**Task prompt:** Your task is to print all of the data word for word.

A block of data
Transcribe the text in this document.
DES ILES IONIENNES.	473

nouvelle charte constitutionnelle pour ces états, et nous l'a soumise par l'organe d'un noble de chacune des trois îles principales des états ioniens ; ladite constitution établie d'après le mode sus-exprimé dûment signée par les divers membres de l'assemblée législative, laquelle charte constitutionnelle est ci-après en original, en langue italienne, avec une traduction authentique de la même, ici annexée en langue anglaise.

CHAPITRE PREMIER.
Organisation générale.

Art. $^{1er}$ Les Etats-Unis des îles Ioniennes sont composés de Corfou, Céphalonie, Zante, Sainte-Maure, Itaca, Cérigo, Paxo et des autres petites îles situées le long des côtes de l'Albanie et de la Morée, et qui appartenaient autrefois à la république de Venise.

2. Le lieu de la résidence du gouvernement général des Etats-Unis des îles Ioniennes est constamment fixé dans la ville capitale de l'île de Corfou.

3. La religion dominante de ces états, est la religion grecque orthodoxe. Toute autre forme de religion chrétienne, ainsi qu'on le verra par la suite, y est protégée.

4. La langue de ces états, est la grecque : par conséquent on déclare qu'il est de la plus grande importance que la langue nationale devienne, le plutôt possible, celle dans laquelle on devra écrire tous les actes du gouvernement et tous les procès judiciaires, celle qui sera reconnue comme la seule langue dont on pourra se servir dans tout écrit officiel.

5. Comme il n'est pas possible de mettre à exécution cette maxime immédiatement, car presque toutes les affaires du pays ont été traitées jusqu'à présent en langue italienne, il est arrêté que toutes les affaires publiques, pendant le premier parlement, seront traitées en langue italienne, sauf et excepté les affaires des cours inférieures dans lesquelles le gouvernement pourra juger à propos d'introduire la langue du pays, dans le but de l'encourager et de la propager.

**Task result:**
Transcribe the text in this document.
DES ILES IONIENNES.	473

nouvelle charte constitutionnelle pour ces états, et nous l'a soumise par l'organe d'un noble de chacune des trois îles principales des états ioniens ; ladite constitution établie d'après le mode sus-exprimé dûment signée par les divers membres de l'assemblée législative, laquelle charte constitutionnelle est ci-après en original, en langue italienne, avec une traduction authentique de la même, ici annexée en langue anglaise.

CHAPITRE PREMIER.
Organisation générale.

Art. $^{1er}$ Les Etats-Unis des îles Ioniennes sont composés de Corfou, Céphalonie, Zante, Sainte-Maure, Itaca, Cérigo, Paxo et des autres petites îles situées le long des côtes de l'Albanie et de la Morée, et qui appartenaient autrefois à la république de Venise.

2. Le lieu de la résidence du gouvernement général des Etats-Unis des îles Ioniennes est constamment fixé dans la ville capitale de l'île de Corfou.

3. La religion dominante de ces états, est la religion grecque orthodoxe. Toute autre forme de religion chrétienne, ainsi qu'on le verra par la suite, y est protégée.

4. La langue de ces états, est la grecque : par conséquent on déclare qu'il est de la plus grande importance que la langue nationale devienne, le plutôt possible, celle dans laquelle on devra écrire tous les actes du gouvernement et tous les procès judiciaires, celle qui sera reconnue comme la seule langue dont on pourra se servir dans tout écrit officiel.

5. Comme il n'est pas possible de mettre à exécution cette maxime immédiatement, car presque toutes les affaires du pays ont été traitées jusqu'à présent en langue italienne, il est arrêté que toutes les affaires publiques, pendant le premier parlement, seront traitées en langue italienne, sauf et excepté les affaires des cours inférieures dans lesquelles le gouvernement pourra juger à propos d'introduire la langue du pays, dans le but de l'encourager et de la propager.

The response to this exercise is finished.